TASK: Below is a block of records. Copy every line in it that contains the word "Project".

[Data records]
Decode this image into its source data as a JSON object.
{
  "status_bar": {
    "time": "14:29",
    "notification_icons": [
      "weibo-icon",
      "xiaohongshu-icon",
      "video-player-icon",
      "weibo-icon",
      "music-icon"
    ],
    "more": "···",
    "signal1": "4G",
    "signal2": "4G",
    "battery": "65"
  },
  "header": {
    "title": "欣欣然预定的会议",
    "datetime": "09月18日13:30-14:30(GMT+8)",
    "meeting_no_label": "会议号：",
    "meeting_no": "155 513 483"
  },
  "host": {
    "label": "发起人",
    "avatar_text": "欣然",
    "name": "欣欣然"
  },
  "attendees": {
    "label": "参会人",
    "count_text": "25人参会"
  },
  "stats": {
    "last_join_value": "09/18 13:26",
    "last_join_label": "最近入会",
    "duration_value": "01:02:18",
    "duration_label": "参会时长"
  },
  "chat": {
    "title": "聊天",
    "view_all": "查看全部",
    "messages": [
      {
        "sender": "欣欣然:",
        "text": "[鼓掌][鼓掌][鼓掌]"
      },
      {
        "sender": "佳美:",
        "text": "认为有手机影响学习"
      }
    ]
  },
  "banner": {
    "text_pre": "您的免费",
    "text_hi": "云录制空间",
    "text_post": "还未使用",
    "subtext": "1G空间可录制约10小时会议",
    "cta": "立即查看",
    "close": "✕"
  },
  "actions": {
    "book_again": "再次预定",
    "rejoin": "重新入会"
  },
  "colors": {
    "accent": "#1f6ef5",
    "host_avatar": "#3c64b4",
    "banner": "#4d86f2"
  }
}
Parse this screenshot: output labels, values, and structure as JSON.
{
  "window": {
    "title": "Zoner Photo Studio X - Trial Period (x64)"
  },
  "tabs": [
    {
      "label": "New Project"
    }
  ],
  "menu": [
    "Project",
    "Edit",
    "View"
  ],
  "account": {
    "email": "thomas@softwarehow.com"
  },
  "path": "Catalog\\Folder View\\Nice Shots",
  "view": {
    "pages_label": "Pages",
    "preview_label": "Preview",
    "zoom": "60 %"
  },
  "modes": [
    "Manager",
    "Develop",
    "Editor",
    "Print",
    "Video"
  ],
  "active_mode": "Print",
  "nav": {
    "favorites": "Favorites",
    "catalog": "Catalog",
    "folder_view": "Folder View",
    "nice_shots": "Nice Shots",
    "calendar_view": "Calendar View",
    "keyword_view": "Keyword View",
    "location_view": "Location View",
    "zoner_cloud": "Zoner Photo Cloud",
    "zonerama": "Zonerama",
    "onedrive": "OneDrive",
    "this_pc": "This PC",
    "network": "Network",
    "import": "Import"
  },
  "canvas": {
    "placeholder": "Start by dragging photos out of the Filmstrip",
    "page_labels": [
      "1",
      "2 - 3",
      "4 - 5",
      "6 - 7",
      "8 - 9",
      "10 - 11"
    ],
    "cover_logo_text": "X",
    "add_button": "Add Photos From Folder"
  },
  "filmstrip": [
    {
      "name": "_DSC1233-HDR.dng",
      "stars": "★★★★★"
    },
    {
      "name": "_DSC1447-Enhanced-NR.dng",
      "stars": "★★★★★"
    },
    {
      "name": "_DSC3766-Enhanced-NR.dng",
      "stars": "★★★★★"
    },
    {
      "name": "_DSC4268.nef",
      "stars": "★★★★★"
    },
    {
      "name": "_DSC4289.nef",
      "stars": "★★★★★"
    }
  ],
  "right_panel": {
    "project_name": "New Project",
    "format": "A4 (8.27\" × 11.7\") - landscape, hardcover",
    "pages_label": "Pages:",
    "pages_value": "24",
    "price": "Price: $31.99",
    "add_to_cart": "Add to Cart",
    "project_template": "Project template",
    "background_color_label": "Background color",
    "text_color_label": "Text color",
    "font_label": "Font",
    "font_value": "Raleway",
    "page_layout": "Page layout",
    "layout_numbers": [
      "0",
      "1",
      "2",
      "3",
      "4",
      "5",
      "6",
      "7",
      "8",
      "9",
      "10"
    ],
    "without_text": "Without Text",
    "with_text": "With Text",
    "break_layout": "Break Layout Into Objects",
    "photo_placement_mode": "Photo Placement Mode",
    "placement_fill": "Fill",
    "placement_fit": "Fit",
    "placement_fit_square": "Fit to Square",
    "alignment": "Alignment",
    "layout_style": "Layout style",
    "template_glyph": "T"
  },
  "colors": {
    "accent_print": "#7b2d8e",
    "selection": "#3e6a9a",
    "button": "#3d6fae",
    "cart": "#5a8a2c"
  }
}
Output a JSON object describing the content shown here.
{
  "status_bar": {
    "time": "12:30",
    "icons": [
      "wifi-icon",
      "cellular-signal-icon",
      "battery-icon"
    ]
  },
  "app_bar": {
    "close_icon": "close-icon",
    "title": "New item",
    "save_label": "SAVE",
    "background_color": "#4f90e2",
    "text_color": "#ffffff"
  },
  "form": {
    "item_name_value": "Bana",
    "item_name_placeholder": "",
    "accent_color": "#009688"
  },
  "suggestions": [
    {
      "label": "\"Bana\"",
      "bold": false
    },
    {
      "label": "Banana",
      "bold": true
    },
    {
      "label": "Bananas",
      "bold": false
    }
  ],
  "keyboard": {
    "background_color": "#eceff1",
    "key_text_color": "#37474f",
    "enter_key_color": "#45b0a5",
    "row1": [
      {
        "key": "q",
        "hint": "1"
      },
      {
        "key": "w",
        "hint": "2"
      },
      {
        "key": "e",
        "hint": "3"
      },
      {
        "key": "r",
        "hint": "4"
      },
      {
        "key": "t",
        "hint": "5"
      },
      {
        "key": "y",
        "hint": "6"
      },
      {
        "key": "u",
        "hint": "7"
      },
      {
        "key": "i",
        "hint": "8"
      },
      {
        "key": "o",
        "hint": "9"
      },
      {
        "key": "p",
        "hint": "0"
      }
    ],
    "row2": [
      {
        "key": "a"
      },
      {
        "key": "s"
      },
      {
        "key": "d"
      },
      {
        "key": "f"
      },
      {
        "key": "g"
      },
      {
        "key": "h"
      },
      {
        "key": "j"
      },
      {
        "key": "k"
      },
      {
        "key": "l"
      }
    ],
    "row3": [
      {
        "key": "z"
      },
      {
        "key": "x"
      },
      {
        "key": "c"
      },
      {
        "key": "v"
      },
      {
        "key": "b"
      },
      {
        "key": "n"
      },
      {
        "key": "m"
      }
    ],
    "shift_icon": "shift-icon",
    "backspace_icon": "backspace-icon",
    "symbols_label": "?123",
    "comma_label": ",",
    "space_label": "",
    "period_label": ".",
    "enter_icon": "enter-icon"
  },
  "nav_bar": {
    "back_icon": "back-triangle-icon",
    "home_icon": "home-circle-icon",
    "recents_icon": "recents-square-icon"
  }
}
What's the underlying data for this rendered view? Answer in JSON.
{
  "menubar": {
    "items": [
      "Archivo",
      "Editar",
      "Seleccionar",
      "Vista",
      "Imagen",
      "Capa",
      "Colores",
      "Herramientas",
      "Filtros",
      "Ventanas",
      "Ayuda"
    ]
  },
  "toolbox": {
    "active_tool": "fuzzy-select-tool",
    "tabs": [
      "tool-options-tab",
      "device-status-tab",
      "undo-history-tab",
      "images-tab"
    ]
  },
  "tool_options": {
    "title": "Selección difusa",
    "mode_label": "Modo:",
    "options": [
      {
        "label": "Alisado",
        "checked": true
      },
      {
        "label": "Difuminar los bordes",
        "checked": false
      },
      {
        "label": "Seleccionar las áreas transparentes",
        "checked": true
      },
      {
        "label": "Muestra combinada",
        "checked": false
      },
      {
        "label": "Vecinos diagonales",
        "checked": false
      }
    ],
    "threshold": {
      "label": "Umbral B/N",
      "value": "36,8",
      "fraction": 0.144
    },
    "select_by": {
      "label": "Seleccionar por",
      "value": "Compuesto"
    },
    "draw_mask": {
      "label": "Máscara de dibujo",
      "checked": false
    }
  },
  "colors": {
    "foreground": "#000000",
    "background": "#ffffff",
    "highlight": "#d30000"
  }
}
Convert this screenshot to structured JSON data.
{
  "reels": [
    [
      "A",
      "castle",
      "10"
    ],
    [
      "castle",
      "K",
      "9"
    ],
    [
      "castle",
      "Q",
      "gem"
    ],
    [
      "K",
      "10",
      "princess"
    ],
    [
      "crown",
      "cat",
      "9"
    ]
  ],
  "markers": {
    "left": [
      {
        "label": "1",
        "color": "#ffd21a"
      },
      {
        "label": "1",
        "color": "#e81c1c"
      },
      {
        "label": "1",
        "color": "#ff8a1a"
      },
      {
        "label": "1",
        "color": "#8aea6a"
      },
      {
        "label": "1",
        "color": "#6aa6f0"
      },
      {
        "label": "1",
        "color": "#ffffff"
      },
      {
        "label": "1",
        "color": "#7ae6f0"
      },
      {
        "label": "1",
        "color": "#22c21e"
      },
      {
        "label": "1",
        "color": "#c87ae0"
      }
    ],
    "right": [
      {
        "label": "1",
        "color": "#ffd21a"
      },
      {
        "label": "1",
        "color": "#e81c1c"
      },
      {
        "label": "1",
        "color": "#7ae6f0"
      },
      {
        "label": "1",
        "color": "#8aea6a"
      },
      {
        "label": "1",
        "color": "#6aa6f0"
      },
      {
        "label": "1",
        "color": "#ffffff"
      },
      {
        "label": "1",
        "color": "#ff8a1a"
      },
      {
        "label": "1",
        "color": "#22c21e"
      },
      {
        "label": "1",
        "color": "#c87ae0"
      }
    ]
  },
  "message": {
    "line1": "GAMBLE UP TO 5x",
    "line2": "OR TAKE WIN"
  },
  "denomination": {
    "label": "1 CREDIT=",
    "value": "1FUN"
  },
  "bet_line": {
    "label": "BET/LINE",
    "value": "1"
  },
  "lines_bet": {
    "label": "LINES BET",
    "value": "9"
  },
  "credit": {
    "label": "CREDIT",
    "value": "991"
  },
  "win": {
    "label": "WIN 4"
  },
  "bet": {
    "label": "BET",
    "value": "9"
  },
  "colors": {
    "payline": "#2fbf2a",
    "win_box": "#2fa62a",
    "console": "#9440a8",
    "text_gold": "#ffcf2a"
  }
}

EXERCISE ANSWER:
      "label": "New Project"
    "Project",
    "project_name": "New Project",
    "project_template": "Project template",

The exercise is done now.